#### Material supplied

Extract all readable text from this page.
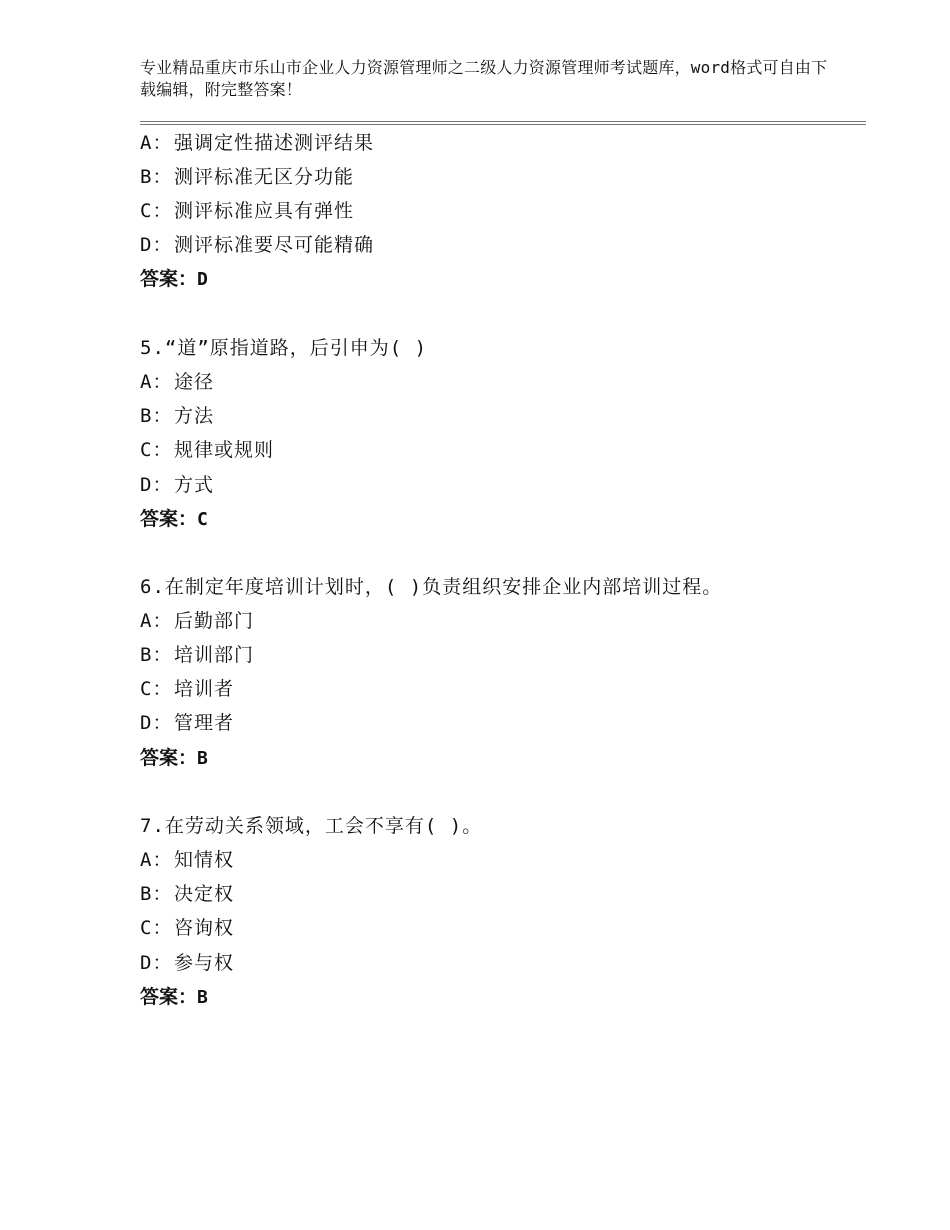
专业精品重庆市乐山市企业人力资源管理师之二级人力资源管理师考试题库，word格式可自由下载编辑，附完整答案！
A：强调定性描述测评结果
B：测评标准无区分功能
C：测评标准应具有弹性
D：测评标准要尽可能精确
答案：D
5.“道”原指道路，后引申为( )
A：途径
B：方法
C：规律或规则
D：方式
答案：C
6.在制定年度培训计划时，( )负责组织安排企业内部培训过程。
A：后勤部门
B：培训部门
C：培训者
D：管理者
答案：B
7.在劳动关系领域，工会不享有( )。
A：知情权
B：决定权
C：咨询权
D：参与权
答案：B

########

All of the data above should be transcribed verbatim, with pictures omitted.

Extract all readable text from this page.
专业精品重庆市乐山市企业人力资源管理师之二级人力资源管理师考试题库，word格式可自由下载编辑，附完整答案！
A：强调定性描述测评结果
B：测评标准无区分功能
C：测评标准应具有弹性
D：测评标准要尽可能精确
答案：D
5.“道”原指道路，后引申为( )
A：途径
B：方法
C：规律或规则
D：方式
答案：C
6.在制定年度培训计划时，( )负责组织安排企业内部培训过程。
A：后勤部门
B：培训部门
C：培训者
D：管理者
答案：B
7.在劳动关系领域，工会不享有( )。
A：知情权
B：决定权
C：咨询权
D：参与权
答案：B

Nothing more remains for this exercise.